■ **Problem description**
The line containing "Output the text content of this document." marks the start; return it and every line after it in the listing below, exactly, through the last.

■ **Items**
- - - -

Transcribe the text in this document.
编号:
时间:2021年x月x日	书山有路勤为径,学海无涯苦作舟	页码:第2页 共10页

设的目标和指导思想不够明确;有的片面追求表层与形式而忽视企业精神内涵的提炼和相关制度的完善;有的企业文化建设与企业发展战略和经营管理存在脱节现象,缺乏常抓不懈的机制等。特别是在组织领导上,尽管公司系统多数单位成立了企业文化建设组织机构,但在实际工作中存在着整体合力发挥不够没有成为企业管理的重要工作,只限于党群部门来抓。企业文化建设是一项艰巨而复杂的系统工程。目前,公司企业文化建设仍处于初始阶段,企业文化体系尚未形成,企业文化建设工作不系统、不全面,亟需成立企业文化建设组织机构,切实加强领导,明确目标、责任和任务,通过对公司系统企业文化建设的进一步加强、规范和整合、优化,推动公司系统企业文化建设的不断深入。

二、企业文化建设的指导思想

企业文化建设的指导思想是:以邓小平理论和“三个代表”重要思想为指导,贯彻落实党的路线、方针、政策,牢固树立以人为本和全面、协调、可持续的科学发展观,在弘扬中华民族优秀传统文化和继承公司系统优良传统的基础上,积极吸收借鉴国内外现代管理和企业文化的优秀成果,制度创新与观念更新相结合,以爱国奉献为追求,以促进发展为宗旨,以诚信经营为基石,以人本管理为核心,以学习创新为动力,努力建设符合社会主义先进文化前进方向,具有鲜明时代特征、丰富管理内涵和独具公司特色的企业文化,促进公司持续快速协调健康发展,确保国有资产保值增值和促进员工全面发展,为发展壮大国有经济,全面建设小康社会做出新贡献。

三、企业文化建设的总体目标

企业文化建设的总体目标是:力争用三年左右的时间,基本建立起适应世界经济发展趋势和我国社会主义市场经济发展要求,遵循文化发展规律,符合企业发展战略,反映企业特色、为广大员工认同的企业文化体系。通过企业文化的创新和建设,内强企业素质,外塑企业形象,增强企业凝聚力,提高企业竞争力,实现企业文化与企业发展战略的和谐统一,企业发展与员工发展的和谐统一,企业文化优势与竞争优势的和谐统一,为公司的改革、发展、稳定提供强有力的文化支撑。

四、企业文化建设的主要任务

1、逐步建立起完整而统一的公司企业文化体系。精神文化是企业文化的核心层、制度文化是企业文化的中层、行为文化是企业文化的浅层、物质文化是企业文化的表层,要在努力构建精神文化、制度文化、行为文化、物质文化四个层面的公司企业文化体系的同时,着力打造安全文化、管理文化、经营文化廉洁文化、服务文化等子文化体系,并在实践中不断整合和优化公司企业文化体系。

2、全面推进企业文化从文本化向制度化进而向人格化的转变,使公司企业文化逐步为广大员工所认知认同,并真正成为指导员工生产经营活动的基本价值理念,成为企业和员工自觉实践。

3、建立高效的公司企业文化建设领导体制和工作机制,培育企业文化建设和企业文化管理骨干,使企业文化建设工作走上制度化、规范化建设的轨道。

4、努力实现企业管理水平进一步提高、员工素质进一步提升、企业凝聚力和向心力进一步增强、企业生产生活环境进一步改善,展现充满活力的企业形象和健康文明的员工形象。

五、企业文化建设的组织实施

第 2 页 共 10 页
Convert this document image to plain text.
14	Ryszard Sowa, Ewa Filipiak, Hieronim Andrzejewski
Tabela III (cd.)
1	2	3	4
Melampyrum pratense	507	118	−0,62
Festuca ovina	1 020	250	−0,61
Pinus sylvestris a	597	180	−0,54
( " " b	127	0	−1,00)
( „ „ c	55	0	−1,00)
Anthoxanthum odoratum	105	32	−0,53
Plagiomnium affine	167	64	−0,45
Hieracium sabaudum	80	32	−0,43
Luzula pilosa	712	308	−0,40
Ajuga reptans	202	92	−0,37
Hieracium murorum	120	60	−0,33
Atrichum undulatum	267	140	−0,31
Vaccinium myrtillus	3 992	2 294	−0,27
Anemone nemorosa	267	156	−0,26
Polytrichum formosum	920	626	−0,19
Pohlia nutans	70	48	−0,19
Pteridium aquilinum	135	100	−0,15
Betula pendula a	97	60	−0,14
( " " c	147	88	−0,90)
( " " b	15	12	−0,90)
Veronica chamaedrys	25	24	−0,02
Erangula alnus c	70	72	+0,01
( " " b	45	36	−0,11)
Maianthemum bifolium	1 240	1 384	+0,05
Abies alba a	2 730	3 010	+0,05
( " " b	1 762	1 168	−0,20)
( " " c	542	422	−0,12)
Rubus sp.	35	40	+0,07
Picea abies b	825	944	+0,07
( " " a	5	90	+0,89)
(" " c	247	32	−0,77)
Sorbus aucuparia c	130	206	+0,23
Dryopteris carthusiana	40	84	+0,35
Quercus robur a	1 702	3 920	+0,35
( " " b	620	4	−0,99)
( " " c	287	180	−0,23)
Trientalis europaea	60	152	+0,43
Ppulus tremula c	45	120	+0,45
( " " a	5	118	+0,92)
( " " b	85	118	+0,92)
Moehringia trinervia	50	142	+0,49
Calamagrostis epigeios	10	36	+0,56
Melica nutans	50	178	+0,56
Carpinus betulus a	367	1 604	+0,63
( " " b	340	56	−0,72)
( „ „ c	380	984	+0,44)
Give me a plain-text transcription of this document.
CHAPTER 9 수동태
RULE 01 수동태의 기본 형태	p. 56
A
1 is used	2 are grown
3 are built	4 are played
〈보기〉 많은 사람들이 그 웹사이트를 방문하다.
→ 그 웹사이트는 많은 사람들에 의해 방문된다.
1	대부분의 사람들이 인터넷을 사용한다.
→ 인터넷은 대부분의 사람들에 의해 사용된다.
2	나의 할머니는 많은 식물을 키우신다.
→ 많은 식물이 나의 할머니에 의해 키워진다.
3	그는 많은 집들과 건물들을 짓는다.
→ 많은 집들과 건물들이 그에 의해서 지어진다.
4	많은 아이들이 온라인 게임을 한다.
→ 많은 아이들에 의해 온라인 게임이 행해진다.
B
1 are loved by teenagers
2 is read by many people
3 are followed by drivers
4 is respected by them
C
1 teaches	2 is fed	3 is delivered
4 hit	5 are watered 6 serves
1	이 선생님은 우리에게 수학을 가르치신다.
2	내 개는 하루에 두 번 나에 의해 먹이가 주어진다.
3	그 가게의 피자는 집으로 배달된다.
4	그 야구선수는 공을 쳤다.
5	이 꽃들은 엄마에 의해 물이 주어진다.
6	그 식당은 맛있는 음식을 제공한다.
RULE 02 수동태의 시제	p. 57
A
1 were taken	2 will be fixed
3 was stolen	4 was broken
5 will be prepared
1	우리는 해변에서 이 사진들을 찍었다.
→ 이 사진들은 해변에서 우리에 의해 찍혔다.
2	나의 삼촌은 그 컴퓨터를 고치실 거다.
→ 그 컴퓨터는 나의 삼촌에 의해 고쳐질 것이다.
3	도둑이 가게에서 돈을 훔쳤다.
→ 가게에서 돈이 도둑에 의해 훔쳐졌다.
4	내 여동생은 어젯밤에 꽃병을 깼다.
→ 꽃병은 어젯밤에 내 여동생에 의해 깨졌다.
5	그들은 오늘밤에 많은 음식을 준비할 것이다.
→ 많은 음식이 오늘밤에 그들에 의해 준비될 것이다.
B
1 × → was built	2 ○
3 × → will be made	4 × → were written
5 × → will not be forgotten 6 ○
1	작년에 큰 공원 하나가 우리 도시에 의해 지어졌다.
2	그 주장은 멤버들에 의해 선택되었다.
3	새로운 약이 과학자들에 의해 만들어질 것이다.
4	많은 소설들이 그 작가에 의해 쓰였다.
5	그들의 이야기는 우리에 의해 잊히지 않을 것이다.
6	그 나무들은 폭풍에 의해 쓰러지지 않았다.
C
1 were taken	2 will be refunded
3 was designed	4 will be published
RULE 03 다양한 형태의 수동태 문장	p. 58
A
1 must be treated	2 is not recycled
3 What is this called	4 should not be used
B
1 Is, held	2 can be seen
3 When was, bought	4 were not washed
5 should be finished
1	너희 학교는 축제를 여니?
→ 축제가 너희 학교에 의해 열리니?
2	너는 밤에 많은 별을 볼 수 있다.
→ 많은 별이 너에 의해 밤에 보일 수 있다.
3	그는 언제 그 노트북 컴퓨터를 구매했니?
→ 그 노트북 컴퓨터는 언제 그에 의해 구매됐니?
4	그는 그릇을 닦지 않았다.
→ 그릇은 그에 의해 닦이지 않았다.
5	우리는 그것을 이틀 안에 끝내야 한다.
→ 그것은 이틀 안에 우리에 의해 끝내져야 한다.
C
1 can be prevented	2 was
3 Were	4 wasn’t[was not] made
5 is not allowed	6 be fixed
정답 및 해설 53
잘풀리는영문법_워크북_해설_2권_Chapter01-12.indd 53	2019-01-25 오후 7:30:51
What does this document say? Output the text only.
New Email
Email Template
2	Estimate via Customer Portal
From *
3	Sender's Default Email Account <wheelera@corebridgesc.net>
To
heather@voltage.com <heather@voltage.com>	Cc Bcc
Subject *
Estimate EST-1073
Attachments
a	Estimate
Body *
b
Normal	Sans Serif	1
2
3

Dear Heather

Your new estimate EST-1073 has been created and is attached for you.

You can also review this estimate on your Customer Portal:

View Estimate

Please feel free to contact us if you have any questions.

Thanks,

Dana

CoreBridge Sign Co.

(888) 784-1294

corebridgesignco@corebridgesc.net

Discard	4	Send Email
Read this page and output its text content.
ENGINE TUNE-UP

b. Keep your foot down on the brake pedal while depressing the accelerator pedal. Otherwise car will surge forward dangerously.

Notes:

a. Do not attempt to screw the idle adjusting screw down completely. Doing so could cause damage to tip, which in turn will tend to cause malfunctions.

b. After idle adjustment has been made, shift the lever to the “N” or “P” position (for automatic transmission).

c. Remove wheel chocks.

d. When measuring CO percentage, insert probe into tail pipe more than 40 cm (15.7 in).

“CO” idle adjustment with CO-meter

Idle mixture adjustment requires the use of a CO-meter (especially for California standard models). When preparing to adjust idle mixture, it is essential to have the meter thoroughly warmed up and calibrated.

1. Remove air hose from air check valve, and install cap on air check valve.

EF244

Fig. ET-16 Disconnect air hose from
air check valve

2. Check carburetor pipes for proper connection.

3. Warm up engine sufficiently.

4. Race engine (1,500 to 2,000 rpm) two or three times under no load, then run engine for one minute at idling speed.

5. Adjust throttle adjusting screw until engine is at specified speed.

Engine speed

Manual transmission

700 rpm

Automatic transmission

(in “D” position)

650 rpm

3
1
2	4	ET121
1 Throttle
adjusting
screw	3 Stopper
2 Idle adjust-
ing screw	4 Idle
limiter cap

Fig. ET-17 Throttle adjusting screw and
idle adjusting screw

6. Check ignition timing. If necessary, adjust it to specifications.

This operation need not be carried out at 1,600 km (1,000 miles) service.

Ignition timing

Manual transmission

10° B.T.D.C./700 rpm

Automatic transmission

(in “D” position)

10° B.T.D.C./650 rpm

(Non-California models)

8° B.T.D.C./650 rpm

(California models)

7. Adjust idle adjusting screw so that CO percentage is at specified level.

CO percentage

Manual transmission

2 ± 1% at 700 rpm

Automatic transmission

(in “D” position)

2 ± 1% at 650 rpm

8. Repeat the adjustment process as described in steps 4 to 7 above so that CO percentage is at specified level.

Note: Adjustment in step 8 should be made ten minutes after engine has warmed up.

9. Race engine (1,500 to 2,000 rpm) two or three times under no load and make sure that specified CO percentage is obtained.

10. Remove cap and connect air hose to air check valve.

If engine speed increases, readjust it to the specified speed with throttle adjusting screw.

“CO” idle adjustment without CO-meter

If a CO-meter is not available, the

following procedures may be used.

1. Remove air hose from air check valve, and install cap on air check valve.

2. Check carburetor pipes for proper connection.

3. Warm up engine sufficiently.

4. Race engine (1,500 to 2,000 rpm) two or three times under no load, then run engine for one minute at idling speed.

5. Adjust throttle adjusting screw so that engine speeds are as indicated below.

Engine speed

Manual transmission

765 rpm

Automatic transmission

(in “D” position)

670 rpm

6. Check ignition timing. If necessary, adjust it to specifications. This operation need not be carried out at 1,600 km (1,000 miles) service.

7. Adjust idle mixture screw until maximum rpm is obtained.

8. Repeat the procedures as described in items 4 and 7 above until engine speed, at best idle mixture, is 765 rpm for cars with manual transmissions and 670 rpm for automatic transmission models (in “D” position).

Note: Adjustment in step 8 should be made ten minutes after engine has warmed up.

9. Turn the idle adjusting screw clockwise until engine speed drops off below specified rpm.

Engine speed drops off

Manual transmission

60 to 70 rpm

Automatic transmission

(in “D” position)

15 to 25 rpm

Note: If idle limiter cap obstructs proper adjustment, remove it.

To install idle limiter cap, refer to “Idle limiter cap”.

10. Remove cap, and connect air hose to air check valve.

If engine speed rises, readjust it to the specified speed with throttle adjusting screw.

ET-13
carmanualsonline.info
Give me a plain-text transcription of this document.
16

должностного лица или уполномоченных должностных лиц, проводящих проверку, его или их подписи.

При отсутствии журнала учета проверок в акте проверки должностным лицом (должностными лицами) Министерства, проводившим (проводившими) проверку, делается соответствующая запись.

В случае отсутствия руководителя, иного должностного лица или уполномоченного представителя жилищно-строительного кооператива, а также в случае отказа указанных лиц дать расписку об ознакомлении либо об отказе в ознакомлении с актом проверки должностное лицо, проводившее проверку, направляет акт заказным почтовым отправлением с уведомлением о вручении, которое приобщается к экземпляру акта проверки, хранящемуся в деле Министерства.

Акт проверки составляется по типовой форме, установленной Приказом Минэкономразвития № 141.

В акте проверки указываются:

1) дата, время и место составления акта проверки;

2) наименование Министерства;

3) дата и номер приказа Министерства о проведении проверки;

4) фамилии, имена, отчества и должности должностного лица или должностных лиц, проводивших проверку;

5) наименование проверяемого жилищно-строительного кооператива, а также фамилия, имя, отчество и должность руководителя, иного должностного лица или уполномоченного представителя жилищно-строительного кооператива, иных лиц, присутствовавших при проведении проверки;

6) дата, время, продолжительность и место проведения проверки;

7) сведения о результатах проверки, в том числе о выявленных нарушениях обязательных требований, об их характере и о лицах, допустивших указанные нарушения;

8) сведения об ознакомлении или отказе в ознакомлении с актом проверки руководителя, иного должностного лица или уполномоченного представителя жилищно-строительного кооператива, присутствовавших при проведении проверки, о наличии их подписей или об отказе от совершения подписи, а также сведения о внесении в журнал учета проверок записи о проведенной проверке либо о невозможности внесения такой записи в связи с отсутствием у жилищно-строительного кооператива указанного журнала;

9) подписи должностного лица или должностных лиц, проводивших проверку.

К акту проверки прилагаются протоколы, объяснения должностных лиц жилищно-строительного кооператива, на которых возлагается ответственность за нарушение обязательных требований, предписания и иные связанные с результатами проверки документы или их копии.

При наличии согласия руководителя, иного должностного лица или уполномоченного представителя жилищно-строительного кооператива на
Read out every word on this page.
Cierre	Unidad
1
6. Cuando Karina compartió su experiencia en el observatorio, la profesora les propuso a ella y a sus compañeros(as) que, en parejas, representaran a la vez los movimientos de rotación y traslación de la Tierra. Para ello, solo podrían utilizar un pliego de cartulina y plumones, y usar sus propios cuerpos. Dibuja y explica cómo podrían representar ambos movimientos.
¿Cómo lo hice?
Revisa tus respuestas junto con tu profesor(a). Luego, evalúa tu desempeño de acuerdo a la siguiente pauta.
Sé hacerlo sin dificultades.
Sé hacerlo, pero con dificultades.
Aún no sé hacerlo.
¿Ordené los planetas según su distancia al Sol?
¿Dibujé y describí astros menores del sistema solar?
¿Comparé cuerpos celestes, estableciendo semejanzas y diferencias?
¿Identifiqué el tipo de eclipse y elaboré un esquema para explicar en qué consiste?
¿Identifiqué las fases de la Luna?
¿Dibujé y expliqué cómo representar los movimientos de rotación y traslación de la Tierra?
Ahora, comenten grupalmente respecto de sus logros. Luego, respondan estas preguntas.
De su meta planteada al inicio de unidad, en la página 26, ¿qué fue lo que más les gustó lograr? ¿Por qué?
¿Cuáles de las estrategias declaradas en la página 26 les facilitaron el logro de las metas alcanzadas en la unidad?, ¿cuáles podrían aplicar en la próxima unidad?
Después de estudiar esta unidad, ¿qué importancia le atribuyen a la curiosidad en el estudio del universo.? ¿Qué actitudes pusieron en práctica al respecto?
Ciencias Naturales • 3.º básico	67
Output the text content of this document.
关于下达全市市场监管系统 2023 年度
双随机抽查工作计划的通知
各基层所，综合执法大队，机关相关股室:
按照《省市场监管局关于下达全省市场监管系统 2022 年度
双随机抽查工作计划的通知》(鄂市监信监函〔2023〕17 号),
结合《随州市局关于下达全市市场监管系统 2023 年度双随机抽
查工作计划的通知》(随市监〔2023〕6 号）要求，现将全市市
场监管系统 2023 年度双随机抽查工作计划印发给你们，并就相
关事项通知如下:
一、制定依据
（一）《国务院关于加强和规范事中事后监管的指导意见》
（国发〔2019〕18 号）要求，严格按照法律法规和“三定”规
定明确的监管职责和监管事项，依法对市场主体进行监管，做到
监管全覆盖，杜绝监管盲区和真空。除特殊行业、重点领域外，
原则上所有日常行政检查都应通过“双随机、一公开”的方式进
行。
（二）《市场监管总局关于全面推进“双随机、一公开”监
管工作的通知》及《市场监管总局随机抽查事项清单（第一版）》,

- - - -

■ **Solution for this exercise**
Output the text content of this document.
关于下达全市市场监管系统 2023 年度
双随机抽查工作计划的通知
各基层所，综合执法大队，机关相关股室:
按照《省市场监管局关于下达全省市场监管系统 2022 年度
双随机抽查工作计划的通知》(鄂市监信监函〔2023〕17 号),
结合《随州市局关于下达全市市场监管系统 2023 年度双随机抽
查工作计划的通知》(随市监〔2023〕6 号）要求，现将全市市
场监管系统 2023 年度双随机抽查工作计划印发给你们，并就相
关事项通知如下:
一、制定依据
（一）《国务院关于加强和规范事中事后监管的指导意见》
（国发〔2019〕18 号）要求，严格按照法律法规和“三定”规
定明确的监管职责和监管事项，依法对市场主体进行监管，做到
监管全覆盖，杜绝监管盲区和真空。除特殊行业、重点领域外，
原则上所有日常行政检查都应通过“双随机、一公开”的方式进
行。
（二）《市场监管总局关于全面推进“双随机、一公开”监
管工作的通知》及《市场监管总局随机抽查事项清单（第一版）》,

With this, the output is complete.